PROBLEM DETAILS> Omit every picture and return the rest of the data unaltered.

(Part of a data file)

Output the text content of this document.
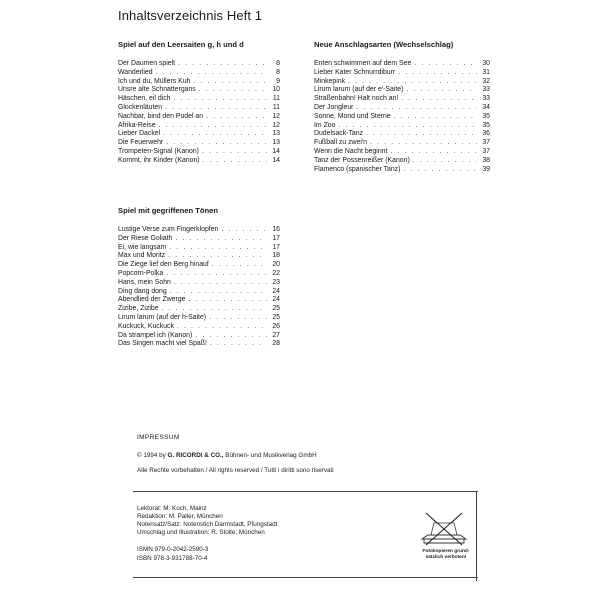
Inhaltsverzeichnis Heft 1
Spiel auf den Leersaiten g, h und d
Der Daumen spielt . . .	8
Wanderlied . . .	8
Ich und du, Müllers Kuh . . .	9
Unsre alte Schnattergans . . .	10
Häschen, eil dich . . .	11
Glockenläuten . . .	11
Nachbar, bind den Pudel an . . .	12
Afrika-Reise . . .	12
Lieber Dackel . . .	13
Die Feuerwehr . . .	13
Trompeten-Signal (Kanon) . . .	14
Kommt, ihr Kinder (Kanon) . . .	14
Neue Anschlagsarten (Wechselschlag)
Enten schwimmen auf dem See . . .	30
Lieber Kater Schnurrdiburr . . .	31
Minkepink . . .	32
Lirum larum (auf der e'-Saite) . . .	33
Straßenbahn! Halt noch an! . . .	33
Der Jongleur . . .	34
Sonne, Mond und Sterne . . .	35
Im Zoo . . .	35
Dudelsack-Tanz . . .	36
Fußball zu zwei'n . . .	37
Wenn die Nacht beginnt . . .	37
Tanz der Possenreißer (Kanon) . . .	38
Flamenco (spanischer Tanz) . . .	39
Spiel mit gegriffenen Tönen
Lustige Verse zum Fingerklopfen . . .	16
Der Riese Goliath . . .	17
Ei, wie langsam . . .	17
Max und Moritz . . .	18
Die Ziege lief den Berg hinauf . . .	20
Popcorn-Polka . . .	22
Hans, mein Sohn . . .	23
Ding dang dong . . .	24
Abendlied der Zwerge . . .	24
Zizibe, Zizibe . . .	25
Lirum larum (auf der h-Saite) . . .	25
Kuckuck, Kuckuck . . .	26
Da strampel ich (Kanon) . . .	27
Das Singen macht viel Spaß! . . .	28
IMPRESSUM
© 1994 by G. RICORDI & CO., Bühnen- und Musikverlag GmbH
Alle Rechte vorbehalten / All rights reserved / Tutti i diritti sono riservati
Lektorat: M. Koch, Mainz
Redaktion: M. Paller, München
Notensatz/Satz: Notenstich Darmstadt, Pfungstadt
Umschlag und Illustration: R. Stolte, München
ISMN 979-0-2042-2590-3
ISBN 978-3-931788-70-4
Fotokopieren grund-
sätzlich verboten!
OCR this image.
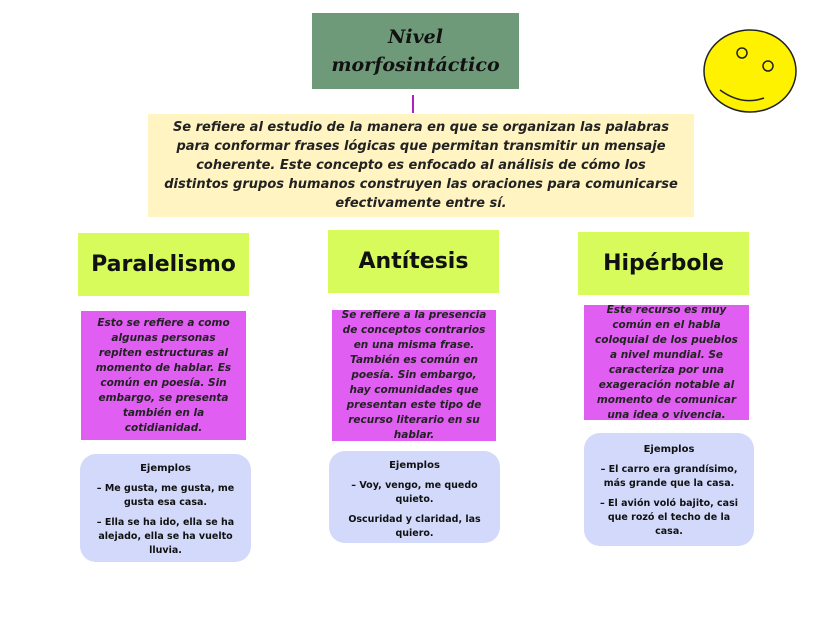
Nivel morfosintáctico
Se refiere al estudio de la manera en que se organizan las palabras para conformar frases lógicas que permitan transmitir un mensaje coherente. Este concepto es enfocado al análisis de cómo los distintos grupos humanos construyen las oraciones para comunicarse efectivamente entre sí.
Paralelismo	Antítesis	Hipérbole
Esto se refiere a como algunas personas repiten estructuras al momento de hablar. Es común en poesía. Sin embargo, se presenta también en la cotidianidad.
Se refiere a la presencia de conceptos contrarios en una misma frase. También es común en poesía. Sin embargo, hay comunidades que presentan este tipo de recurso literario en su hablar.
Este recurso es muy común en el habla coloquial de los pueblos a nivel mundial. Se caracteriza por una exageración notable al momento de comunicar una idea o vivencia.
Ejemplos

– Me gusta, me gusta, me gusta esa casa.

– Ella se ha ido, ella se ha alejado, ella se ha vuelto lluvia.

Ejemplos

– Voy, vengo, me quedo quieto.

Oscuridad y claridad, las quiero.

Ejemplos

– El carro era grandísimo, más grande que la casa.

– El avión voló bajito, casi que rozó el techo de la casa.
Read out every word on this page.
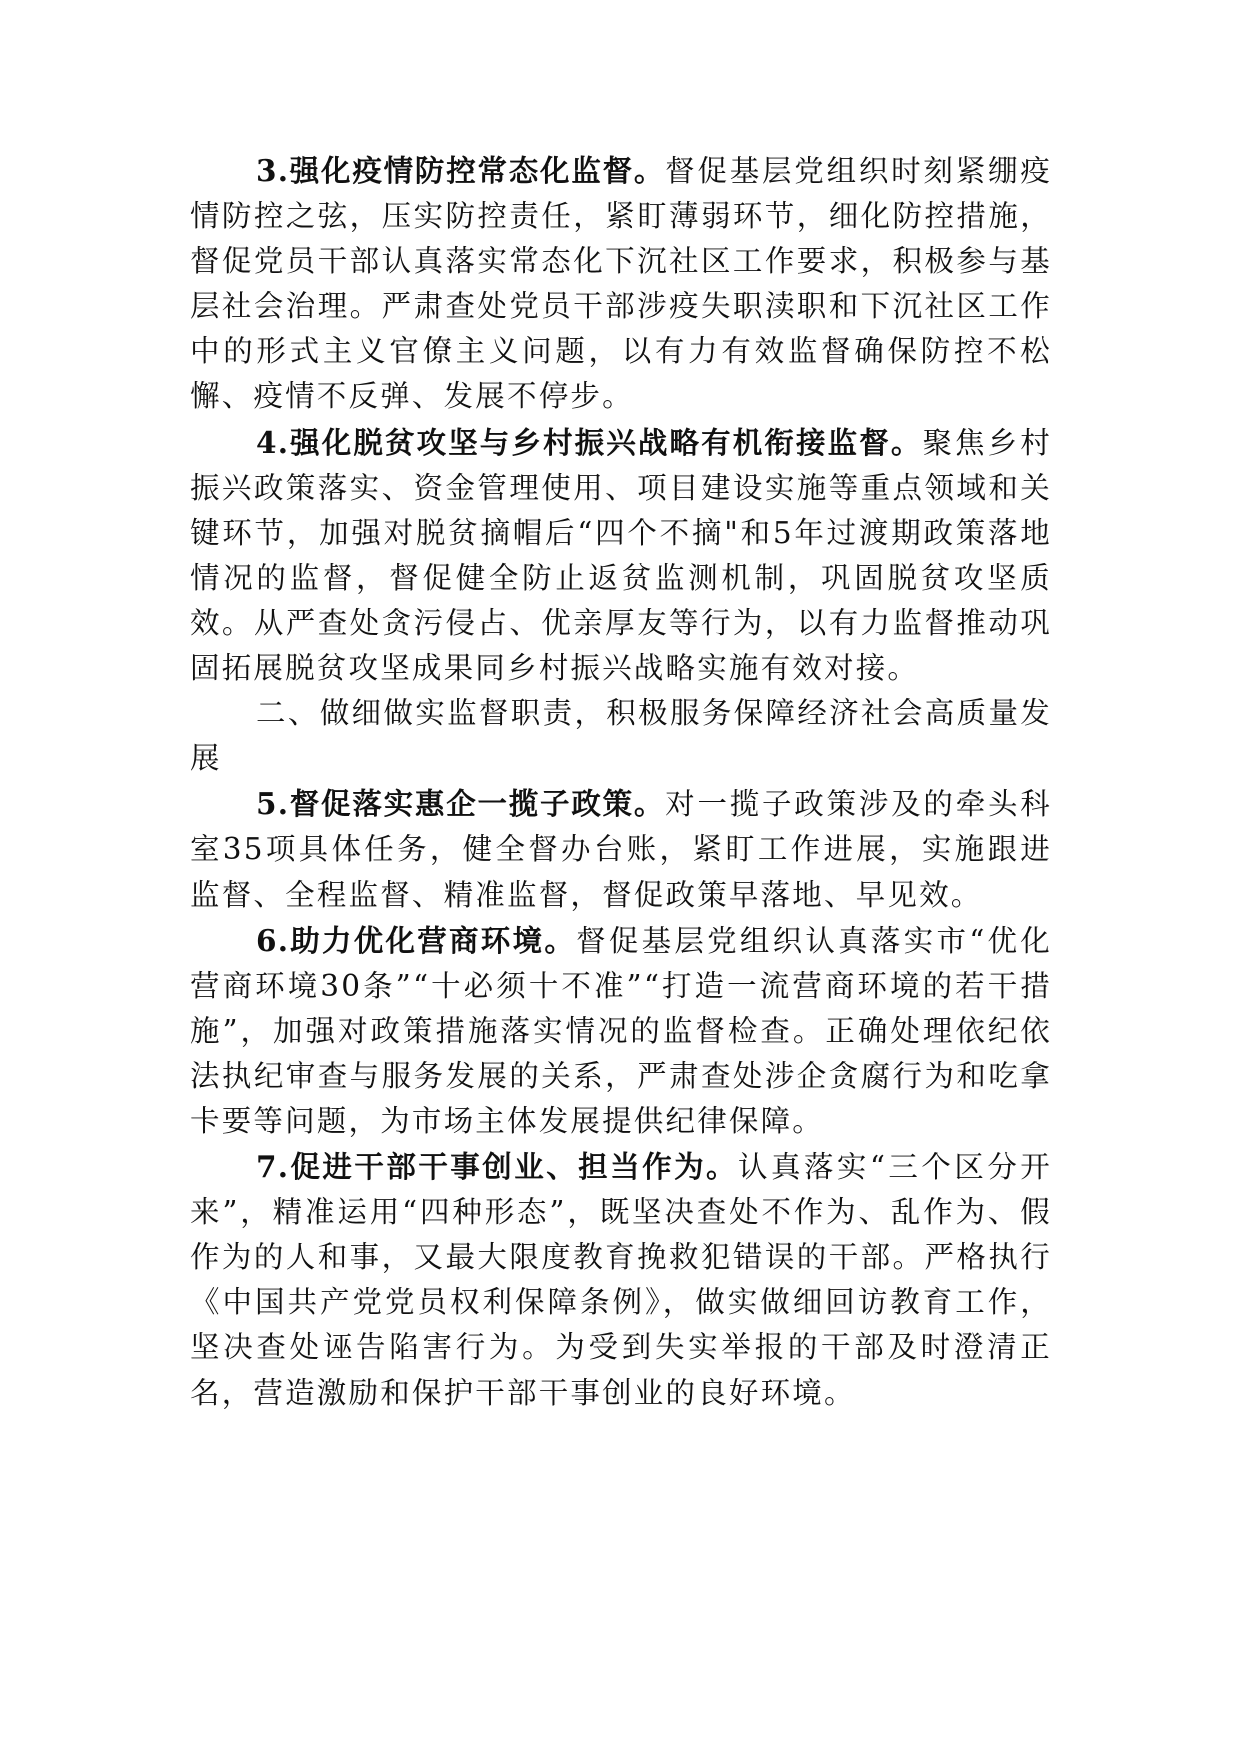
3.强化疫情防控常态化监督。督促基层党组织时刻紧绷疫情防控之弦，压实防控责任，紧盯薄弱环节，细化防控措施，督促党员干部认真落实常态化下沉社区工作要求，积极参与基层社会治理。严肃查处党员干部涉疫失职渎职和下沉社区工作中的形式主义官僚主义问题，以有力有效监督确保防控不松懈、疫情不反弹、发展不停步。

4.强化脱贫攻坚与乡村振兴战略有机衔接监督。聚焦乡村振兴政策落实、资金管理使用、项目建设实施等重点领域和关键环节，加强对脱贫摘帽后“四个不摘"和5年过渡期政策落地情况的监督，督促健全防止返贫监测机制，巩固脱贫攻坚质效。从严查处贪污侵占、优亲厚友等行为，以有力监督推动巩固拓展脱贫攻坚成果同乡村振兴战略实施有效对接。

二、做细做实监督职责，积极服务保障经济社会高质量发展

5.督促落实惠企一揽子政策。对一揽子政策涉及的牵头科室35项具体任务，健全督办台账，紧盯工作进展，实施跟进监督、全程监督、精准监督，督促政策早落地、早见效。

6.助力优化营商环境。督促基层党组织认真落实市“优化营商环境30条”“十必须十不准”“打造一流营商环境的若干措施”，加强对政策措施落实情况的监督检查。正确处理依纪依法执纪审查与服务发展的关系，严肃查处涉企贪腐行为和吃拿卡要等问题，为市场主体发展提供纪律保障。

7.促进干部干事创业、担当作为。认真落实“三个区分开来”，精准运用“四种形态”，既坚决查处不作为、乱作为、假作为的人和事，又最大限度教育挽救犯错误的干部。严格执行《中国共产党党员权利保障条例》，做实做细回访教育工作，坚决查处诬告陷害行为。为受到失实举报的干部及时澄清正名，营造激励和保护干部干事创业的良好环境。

SOLUTION FOR THIS PROBLEM>
Output the text content of this document.
Inhaltsverzeichnis Heft 1
Spiel auf den Leersaiten g, h und d
Der Daumen spielt . . .	8
Wanderlied . . .	8
Ich und du, Müllers Kuh . . .	9
Unsre alte Schnattergans . . .	10
Häschen, eil dich . . .	11
Glockenläuten . . .	11
Nachbar, bind den Pudel an . . .	12
Afrika-Reise . . .	12
Lieber Dackel . . .	13
Die Feuerwehr . . .	13
Trompeten-Signal (Kanon) . . .	14
Kommt, ihr Kinder (Kanon) . . .	14
Neue Anschlagsarten (Wechselschlag)
Enten schwimmen auf dem See . . .	30
Lieber Kater Schnurrdiburr . . .	31
Minkepink . . .	32
Lirum larum (auf der e'-Saite) . . .	33
Straßenbahn! Halt noch an! . . .	33
Der Jongleur . . .	34
Sonne, Mond und Sterne . . .	35
Im Zoo . . .	35
Dudelsack-Tanz . . .	36
Fußball zu zwei'n . . .	37
Wenn die Nacht beginnt . . .	37
Tanz der Possenreißer (Kanon) . . .	38
Flamenco (spanischer Tanz) . . .	39
Spiel mit gegriffenen Tönen
Lustige Verse zum Fingerklopfen . . .	16
Der Riese Goliath . . .	17
Ei, wie langsam . . .	17
Max und Moritz . . .	18
Die Ziege lief den Berg hinauf . . .	20
Popcorn-Polka . . .	22
Hans, mein Sohn . . .	23
Ding dang dong . . .	24
Abendlied der Zwerge . . .	24
Zizibe, Zizibe . . .	25
Lirum larum (auf der h-Saite) . . .	25
Kuckuck, Kuckuck . . .	26
Da strampel ich (Kanon) . . .	27
Das Singen macht viel Spaß! . . .	28
IMPRESSUM
© 1994 by G. RICORDI & CO., Bühnen- und Musikverlag GmbH
Alle Rechte vorbehalten / All rights reserved / Tutti i diritti sono riservati
Lektorat: M. Koch, Mainz
Redaktion: M. Paller, München
Notensatz/Satz: Notenstich Darmstadt, Pfungstadt
Umschlag und Illustration: R. Stolte, München
ISMN 979-0-2042-2590-3
ISBN 978-3-931788-70-4
Fotokopieren grund-
sätzlich verboten!
OCR this image.
Nivel morfosintáctico
Se refiere al estudio de la manera en que se organizan las palabras para conformar frases lógicas que permitan transmitir un mensaje coherente. Este concepto es enfocado al análisis de cómo los distintos grupos humanos construyen las oraciones para comunicarse efectivamente entre sí.
Paralelismo	Antítesis	Hipérbole
Esto se refiere a como algunas personas repiten estructuras al momento de hablar. Es común en poesía. Sin embargo, se presenta también en la cotidianidad.
Se refiere a la presencia de conceptos contrarios en una misma frase. También es común en poesía. Sin embargo, hay comunidades que presentan este tipo de recurso literario en su hablar.
Este recurso es muy común en el habla coloquial de los pueblos a nivel mundial. Se caracteriza por una exageración notable al momento de comunicar una idea o vivencia.
Ejemplos

– Me gusta, me gusta, me gusta esa casa.

– Ella se ha ido, ella se ha alejado, ella se ha vuelto lluvia.

Ejemplos

– Voy, vengo, me quedo quieto.

Oscuridad y claridad, las quiero.

Ejemplos

– El carro era grandísimo, más grande que la casa.

– El avión voló bajito, casi que rozó el techo de la casa.
Read out every word on this page.
3.强化疫情防控常态化监督。督促基层党组织时刻紧绷疫情防控之弦，压实防控责任，紧盯薄弱环节，细化防控措施，督促党员干部认真落实常态化下沉社区工作要求，积极参与基层社会治理。严肃查处党员干部涉疫失职渎职和下沉社区工作中的形式主义官僚主义问题，以有力有效监督确保防控不松懈、疫情不反弹、发展不停步。

4.强化脱贫攻坚与乡村振兴战略有机衔接监督。聚焦乡村振兴政策落实、资金管理使用、项目建设实施等重点领域和关键环节，加强对脱贫摘帽后“四个不摘"和5年过渡期政策落地情况的监督，督促健全防止返贫监测机制，巩固脱贫攻坚质效。从严查处贪污侵占、优亲厚友等行为，以有力监督推动巩固拓展脱贫攻坚成果同乡村振兴战略实施有效对接。

二、做细做实监督职责，积极服务保障经济社会高质量发展

5.督促落实惠企一揽子政策。对一揽子政策涉及的牵头科室35项具体任务，健全督办台账，紧盯工作进展，实施跟进监督、全程监督、精准监督，督促政策早落地、早见效。

6.助力优化营商环境。督促基层党组织认真落实市“优化营商环境30条”“十必须十不准”“打造一流营商环境的若干措施”，加强对政策措施落实情况的监督检查。正确处理依纪依法执纪审查与服务发展的关系，严肃查处涉企贪腐行为和吃拿卡要等问题，为市场主体发展提供纪律保障。

7.促进干部干事创业、担当作为。认真落实“三个区分开来”，精准运用“四种形态”，既坚决查处不作为、乱作为、假作为的人和事，又最大限度教育挽救犯错误的干部。严格执行《中国共产党党员权利保障条例》，做实做细回访教育工作，坚决查处诬告陷害行为。为受到失实举报的干部及时澄清正名，营造激励和保护干部干事创业的良好环境。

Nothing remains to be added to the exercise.